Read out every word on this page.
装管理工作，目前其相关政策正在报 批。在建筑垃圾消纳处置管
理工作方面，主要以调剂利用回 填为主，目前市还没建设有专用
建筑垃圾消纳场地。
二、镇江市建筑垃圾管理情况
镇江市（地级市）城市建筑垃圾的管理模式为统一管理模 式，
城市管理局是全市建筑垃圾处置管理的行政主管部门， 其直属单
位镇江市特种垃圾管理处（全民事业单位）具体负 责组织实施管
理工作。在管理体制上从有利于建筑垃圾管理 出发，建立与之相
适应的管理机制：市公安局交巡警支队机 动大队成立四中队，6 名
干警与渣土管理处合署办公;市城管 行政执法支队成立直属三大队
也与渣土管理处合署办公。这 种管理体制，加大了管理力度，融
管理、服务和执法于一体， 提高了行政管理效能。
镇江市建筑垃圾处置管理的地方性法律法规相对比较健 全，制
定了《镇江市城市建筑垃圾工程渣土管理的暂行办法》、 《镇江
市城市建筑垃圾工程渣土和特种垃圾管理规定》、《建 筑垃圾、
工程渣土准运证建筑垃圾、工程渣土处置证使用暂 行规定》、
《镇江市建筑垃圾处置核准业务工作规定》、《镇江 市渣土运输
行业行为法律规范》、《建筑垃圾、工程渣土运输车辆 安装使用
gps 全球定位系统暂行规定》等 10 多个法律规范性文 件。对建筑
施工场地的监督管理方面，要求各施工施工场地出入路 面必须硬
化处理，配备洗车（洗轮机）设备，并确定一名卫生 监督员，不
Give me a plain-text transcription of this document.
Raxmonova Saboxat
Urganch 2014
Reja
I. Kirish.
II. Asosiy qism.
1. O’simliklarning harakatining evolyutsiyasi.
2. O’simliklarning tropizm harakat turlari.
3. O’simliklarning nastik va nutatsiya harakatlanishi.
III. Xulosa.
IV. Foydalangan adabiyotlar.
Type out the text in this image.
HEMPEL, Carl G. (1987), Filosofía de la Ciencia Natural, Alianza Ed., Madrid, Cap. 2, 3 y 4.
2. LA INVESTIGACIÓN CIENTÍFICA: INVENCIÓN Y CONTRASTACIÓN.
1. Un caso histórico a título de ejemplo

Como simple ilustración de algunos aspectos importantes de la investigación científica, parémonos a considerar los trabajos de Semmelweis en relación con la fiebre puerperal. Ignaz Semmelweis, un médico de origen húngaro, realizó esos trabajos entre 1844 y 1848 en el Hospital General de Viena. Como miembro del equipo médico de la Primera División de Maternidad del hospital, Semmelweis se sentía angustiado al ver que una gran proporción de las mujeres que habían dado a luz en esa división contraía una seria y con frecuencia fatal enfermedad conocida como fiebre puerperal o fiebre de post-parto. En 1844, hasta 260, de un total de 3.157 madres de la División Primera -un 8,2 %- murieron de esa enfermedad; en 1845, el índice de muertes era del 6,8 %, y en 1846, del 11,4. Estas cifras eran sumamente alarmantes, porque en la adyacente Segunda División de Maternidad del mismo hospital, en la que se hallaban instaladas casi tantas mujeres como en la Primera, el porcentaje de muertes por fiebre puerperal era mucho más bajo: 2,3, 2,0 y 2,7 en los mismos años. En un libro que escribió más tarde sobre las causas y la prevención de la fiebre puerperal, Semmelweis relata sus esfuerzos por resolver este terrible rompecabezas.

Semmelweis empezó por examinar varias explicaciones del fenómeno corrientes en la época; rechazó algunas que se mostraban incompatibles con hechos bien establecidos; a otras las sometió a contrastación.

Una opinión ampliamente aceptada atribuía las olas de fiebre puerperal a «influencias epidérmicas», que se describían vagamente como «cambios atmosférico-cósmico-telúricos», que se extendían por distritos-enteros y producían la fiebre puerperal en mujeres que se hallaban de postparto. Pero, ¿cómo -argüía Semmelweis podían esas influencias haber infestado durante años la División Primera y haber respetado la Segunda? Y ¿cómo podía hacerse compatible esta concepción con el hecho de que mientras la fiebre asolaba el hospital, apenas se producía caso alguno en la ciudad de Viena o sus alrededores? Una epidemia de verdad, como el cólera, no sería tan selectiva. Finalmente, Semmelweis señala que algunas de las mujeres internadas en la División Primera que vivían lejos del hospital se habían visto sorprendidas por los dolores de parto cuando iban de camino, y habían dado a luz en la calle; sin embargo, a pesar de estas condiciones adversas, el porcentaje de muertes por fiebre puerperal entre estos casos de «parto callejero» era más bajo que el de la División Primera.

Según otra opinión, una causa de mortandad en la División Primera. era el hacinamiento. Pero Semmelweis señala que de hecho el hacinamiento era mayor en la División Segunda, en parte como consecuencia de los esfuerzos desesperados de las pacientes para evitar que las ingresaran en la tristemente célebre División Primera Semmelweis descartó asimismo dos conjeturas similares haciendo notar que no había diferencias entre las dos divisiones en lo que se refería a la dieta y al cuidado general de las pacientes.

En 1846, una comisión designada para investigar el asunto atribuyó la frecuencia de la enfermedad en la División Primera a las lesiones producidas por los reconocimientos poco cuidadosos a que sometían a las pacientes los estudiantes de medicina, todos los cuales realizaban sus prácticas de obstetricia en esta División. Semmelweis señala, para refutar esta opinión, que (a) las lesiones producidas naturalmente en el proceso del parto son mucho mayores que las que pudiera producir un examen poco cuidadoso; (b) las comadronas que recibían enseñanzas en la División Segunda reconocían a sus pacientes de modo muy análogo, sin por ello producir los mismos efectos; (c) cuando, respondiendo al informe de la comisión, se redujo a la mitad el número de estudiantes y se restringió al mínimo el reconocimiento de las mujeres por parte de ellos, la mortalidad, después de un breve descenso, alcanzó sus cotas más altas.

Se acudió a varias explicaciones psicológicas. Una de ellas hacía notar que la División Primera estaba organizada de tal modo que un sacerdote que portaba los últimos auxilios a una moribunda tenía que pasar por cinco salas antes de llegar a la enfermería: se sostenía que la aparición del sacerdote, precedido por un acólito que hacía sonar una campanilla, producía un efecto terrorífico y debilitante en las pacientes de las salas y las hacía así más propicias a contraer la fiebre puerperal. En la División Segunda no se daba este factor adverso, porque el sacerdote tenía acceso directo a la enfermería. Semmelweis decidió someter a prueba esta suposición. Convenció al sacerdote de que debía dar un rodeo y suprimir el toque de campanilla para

**WHAT THIS TASK INVOLVES**
Make a verbatim copy of every entry shown above.

**CORRECT RESPONSE**
Read out every word on this page.
装管理工作，目前其相关政策正在报 批。在建筑垃圾消纳处置管
理工作方面，主要以调剂利用回 填为主，目前市还没建设有专用
建筑垃圾消纳场地。
二、镇江市建筑垃圾管理情况
镇江市（地级市）城市建筑垃圾的管理模式为统一管理模 式，
城市管理局是全市建筑垃圾处置管理的行政主管部门， 其直属单
位镇江市特种垃圾管理处（全民事业单位）具体负 责组织实施管
理工作。在管理体制上从有利于建筑垃圾管理 出发，建立与之相
适应的管理机制：市公安局交巡警支队机 动大队成立四中队，6 名
干警与渣土管理处合署办公;市城管 行政执法支队成立直属三大队
也与渣土管理处合署办公。这 种管理体制，加大了管理力度，融
管理、服务和执法于一体， 提高了行政管理效能。
镇江市建筑垃圾处置管理的地方性法律法规相对比较健 全，制
定了《镇江市城市建筑垃圾工程渣土管理的暂行办法》、 《镇江
市城市建筑垃圾工程渣土和特种垃圾管理规定》、《建 筑垃圾、
工程渣土准运证建筑垃圾、工程渣土处置证使用暂 行规定》、
《镇江市建筑垃圾处置核准业务工作规定》、《镇江 市渣土运输
行业行为法律规范》、《建筑垃圾、工程渣土运输车辆 安装使用
gps 全球定位系统暂行规定》等 10 多个法律规范性文 件。对建筑
施工场地的监督管理方面，要求各施工施工场地出入路 面必须硬
化处理，配备洗车（洗轮机）设备，并确定一名卫生 监督员，不
Give me a plain-text transcription of this document.
Raxmonova Saboxat
Urganch 2014
Reja
I. Kirish.
II. Asosiy qism.
1. O’simliklarning harakatining evolyutsiyasi.
2. O’simliklarning tropizm harakat turlari.
3. O’simliklarning nastik va nutatsiya harakatlanishi.
III. Xulosa.
IV. Foydalangan adabiyotlar.
Type out the text in this image.
HEMPEL, Carl G. (1987), Filosofía de la Ciencia Natural, Alianza Ed., Madrid, Cap. 2, 3 y 4.
2. LA INVESTIGACIÓN CIENTÍFICA: INVENCIÓN Y CONTRASTACIÓN.
1. Un caso histórico a título de ejemplo

Como simple ilustración de algunos aspectos importantes de la investigación científica, parémonos a considerar los trabajos de Semmelweis en relación con la fiebre puerperal. Ignaz Semmelweis, un médico de origen húngaro, realizó esos trabajos entre 1844 y 1848 en el Hospital General de Viena. Como miembro del equipo médico de la Primera División de Maternidad del hospital, Semmelweis se sentía angustiado al ver que una gran proporción de las mujeres que habían dado a luz en esa división contraía una seria y con frecuencia fatal enfermedad conocida como fiebre puerperal o fiebre de post-parto. En 1844, hasta 260, de un total de 3.157 madres de la División Primera -un 8,2 %- murieron de esa enfermedad; en 1845, el índice de muertes era del 6,8 %, y en 1846, del 11,4. Estas cifras eran sumamente alarmantes, porque en la adyacente Segunda División de Maternidad del mismo hospital, en la que se hallaban instaladas casi tantas mujeres como en la Primera, el porcentaje de muertes por fiebre puerperal era mucho más bajo: 2,3, 2,0 y 2,7 en los mismos años. En un libro que escribió más tarde sobre las causas y la prevención de la fiebre puerperal, Semmelweis relata sus esfuerzos por resolver este terrible rompecabezas.

Semmelweis empezó por examinar varias explicaciones del fenómeno corrientes en la época; rechazó algunas que se mostraban incompatibles con hechos bien establecidos; a otras las sometió a contrastación.

Una opinión ampliamente aceptada atribuía las olas de fiebre puerperal a «influencias epidérmicas», que se describían vagamente como «cambios atmosférico-cósmico-telúricos», que se extendían por distritos-enteros y producían la fiebre puerperal en mujeres que se hallaban de postparto. Pero, ¿cómo -argüía Semmelweis podían esas influencias haber infestado durante años la División Primera y haber respetado la Segunda? Y ¿cómo podía hacerse compatible esta concepción con el hecho de que mientras la fiebre asolaba el hospital, apenas se producía caso alguno en la ciudad de Viena o sus alrededores? Una epidemia de verdad, como el cólera, no sería tan selectiva. Finalmente, Semmelweis señala que algunas de las mujeres internadas en la División Primera que vivían lejos del hospital se habían visto sorprendidas por los dolores de parto cuando iban de camino, y habían dado a luz en la calle; sin embargo, a pesar de estas condiciones adversas, el porcentaje de muertes por fiebre puerperal entre estos casos de «parto callejero» era más bajo que el de la División Primera.

Según otra opinión, una causa de mortandad en la División Primera. era el hacinamiento. Pero Semmelweis señala que de hecho el hacinamiento era mayor en la División Segunda, en parte como consecuencia de los esfuerzos desesperados de las pacientes para evitar que las ingresaran en la tristemente célebre División Primera Semmelweis descartó asimismo dos conjeturas similares haciendo notar que no había diferencias entre las dos divisiones en lo que se refería a la dieta y al cuidado general de las pacientes.

En 1846, una comisión designada para investigar el asunto atribuyó la frecuencia de la enfermedad en la División Primera a las lesiones producidas por los reconocimientos poco cuidadosos a que sometían a las pacientes los estudiantes de medicina, todos los cuales realizaban sus prácticas de obstetricia en esta División. Semmelweis señala, para refutar esta opinión, que (a) las lesiones producidas naturalmente en el proceso del parto son mucho mayores que las que pudiera producir un examen poco cuidadoso; (b) las comadronas que recibían enseñanzas en la División Segunda reconocían a sus pacientes de modo muy análogo, sin por ello producir los mismos efectos; (c) cuando, respondiendo al informe de la comisión, se redujo a la mitad el número de estudiantes y se restringió al mínimo el reconocimiento de las mujeres por parte de ellos, la mortalidad, después de un breve descenso, alcanzó sus cotas más altas.

Se acudió a varias explicaciones psicológicas. Una de ellas hacía notar que la División Primera estaba organizada de tal modo que un sacerdote que portaba los últimos auxilios a una moribunda tenía que pasar por cinco salas antes de llegar a la enfermería: se sostenía que la aparición del sacerdote, precedido por un acólito que hacía sonar una campanilla, producía un efecto terrorífico y debilitante en las pacientes de las salas y las hacía así más propicias a contraer la fiebre puerperal. En la División Segunda no se daba este factor adverso, porque el sacerdote tenía acceso directo a la enfermería. Semmelweis decidió someter a prueba esta suposición. Convenció al sacerdote de que debía dar un rodeo y suprimir el toque de campanilla para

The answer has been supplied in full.